*Required work*: Find the string "Hall" in the records. Copy every line it appears in.

*Dataset excerpts*:

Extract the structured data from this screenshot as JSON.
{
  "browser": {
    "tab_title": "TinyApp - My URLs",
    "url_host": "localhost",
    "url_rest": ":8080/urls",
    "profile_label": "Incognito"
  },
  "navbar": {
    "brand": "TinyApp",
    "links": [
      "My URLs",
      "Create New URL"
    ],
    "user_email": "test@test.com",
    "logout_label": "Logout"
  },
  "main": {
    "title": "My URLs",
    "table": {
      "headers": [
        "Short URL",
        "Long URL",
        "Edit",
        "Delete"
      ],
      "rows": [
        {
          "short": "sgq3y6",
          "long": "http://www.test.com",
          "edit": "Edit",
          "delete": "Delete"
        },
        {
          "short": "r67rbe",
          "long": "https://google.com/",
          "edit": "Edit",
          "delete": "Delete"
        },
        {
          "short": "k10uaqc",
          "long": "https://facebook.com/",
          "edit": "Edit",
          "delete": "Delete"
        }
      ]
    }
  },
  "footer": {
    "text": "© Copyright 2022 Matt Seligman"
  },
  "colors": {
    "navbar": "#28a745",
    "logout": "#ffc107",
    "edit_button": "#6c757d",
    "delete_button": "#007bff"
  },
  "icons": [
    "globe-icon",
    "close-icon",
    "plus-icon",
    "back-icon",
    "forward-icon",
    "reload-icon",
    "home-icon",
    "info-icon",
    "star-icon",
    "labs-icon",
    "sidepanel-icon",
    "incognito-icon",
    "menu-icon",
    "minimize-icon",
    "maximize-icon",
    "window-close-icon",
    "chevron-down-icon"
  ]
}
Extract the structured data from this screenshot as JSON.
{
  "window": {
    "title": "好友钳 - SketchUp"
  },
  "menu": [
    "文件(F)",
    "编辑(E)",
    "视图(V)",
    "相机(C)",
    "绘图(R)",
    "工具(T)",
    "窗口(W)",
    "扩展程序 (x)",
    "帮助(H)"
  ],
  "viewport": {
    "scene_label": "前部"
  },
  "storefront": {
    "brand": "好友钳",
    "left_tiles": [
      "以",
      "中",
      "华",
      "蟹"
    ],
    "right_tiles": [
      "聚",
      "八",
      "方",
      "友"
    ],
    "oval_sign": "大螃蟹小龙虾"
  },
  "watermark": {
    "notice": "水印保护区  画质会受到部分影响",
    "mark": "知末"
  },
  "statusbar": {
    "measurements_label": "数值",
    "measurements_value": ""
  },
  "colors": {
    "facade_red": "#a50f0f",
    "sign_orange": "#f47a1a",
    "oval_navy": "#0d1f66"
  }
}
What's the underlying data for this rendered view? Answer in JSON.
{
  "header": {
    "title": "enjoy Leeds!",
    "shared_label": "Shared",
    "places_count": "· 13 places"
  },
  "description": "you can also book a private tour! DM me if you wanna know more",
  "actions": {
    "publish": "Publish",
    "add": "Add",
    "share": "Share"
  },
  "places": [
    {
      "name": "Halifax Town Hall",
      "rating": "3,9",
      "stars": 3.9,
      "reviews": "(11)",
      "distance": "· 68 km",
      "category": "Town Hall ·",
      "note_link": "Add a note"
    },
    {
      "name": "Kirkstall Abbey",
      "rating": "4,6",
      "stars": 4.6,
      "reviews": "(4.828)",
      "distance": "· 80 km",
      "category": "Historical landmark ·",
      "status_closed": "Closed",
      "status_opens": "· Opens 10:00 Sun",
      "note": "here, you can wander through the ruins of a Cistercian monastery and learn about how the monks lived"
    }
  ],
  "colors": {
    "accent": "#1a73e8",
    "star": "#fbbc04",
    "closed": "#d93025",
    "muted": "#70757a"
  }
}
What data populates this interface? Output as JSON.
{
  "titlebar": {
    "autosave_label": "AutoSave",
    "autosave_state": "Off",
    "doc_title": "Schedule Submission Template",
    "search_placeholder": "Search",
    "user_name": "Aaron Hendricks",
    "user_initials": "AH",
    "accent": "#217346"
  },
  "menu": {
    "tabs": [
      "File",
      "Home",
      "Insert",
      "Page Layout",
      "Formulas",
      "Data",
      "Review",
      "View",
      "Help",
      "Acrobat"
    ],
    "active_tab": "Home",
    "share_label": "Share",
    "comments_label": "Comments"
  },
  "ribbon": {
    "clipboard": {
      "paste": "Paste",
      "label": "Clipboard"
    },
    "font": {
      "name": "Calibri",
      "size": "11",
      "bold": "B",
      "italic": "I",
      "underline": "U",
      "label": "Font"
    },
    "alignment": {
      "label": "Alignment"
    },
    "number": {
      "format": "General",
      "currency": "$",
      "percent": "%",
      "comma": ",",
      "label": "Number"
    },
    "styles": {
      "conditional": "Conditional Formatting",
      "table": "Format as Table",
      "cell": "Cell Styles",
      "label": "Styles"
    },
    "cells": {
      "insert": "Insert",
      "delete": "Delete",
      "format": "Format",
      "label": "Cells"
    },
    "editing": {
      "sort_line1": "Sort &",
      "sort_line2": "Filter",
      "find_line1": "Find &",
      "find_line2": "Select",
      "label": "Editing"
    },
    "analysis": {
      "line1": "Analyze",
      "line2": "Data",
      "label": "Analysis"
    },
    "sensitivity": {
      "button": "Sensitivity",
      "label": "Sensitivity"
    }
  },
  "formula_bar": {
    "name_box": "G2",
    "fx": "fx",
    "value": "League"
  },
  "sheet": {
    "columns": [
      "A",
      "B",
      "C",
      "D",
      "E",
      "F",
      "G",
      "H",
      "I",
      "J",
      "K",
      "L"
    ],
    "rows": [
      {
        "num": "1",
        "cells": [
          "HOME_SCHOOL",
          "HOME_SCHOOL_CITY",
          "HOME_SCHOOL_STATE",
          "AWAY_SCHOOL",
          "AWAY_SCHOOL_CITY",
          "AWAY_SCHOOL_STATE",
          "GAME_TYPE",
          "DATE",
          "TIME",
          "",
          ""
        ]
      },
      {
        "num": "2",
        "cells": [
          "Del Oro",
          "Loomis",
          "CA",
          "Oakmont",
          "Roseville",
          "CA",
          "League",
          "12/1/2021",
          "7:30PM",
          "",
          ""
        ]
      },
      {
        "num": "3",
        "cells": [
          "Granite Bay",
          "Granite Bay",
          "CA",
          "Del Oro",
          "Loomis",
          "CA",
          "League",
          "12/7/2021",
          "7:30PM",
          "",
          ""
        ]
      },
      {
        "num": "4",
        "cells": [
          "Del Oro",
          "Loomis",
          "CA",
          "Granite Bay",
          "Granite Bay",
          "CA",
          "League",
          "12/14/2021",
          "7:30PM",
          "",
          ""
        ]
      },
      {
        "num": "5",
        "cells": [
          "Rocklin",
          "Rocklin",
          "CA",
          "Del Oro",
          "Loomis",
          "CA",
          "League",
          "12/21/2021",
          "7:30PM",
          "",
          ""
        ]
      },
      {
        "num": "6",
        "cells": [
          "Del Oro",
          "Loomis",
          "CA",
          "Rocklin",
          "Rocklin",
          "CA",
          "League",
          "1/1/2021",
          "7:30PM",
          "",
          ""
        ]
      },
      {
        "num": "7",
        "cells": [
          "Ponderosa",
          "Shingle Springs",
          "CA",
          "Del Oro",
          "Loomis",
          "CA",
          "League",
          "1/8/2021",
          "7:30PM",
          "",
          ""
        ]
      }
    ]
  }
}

*Finished exercise*:
      "name": "Halifax Town Hall",
      "category": "Town Hall ·",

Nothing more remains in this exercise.